Look through the data and write out every line with the word "relative" in it.
* * * * *
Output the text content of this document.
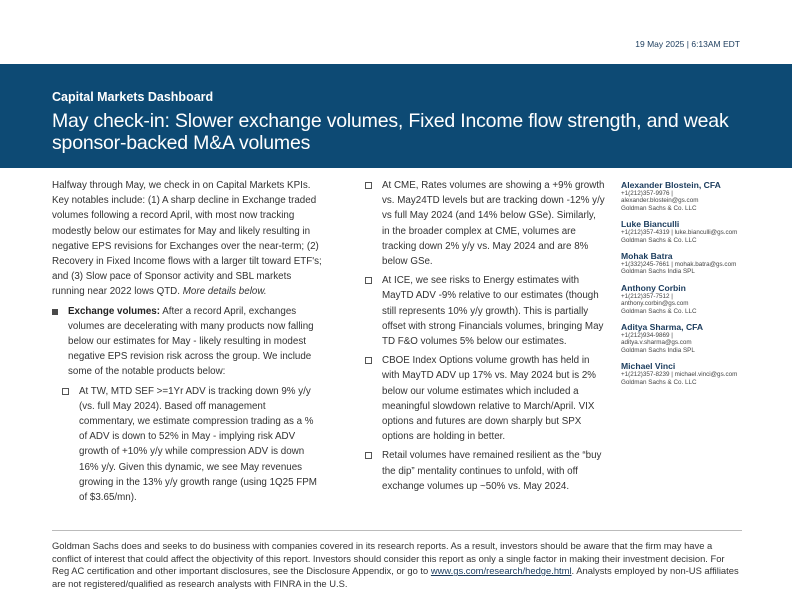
19 May 2025 | 6:13AM EDT
Capital Markets Dashboard
May check-in: Slower exchange volumes, Fixed Income flow strength, and weak sponsor-backed M&A volumes

Halfway through May, we check in on Capital Markets KPIs. Key notables include: (1) A sharp decline in Exchange traded volumes following a record April, with most now tracking modestly below our estimates for May and likely resulting in negative EPS revisions for Exchanges over the near-term; (2) Recovery in Fixed Income flows with a larger tilt toward ETF's; and (3) Slow pace of Sponsor activity and SBL markets running near 2022 lows QTD. More details below.

Exchange volumes: After a record April, exchanges volumes are decelerating with many products now falling below our estimates for May - likely resulting in modest negative EPS revision risk across the group. We include some of the notable products below:
At TW, MTD SEF >=1Yr ADV is tracking down 9% y/y (vs. full May 2024). Based off management commentary, we estimate compression trading as a % of ADV is down to 52% in May - implying risk ADV growth of +10% y/y while compression ADV is down 16% y/y. Given this dynamic, we see May revenues growing in the 13% y/y growth range (using 1Q25 FPM of $3.65/mn).
At CME, Rates volumes are showing a +9% growth vs. May24TD levels but are tracking down -12% y/y vs full May 2024 (and 14% below GSe). Similarly, in the broader complex at CME, volumes are tracking down 2% y/y vs. May 2024 and are 8% below GSe.
At ICE, we see risks to Energy estimates with MayTD ADV -9% relative to our estimates (though still represents 10% y/y growth). This is partially offset with strong Financials volumes, bringing May TD F&O volumes 5% below our estimates.
CBOE Index Options volume growth has held in with MayTD ADV up 17% vs. May 2024 but is 2% below our volume estimates which included a meaningful slowdown relative to March/April. VIX options and futures are down sharply but SPX options are holding in better.
Retail volumes have remained resilient as the “buy the dip” mentality continues to unfold, with off exchange volumes up ~50% vs. May 2024.
Alexander Blostein, CFA
+1(212)357-9976 |
alexander.blostein@gs.com
Goldman Sachs & Co. LLC
Luke Bianculli
+1(212)357-4319 | luke.bianculli@gs.com
Goldman Sachs & Co. LLC
Mohak Batra
+1(332)245-7661 | mohak.batra@gs.com
Goldman Sachs India SPL
Anthony Corbin
+1(212)357-7512 |
anthony.corbin@gs.com
Goldman Sachs & Co. LLC
Aditya Sharma, CFA
+1(212)934-9869 |
aditya.v.sharma@gs.com
Goldman Sachs India SPL
Michael Vinci
+1(212)357-8239 | michael.vinci@gs.com
Goldman Sachs & Co. LLC

Goldman Sachs does and seeks to do business with companies covered in its research reports. As a result, investors should be aware that the firm may have a conflict of interest that could affect the objectivity of this report. Investors should consider this report as only a single factor in making their investment decision. For Reg AC certification and other important disclosures, see the Disclosure Appendix, or go to www.gs.com/research/hedge.html. Analysts employed by non-US affiliates are not registered/qualified as research analysts with FINRA in the U.S.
* * * * *
EXERCISE SOLUTION —
At ICE, we see risks to Energy estimates with MayTD ADV -9% relative to our estimates (though still represents 10% y/y growth). This is partially offset with strong Financials volumes, bringing May TD F&O volumes 5% below our estimates.
CBOE Index Options volume growth has held in with MayTD ADV up 17% vs. May 2024 but is 2% below our volume estimates which included a meaningful slowdown relative to March/April. VIX options and futures are down sharply but SPX options are holding in better.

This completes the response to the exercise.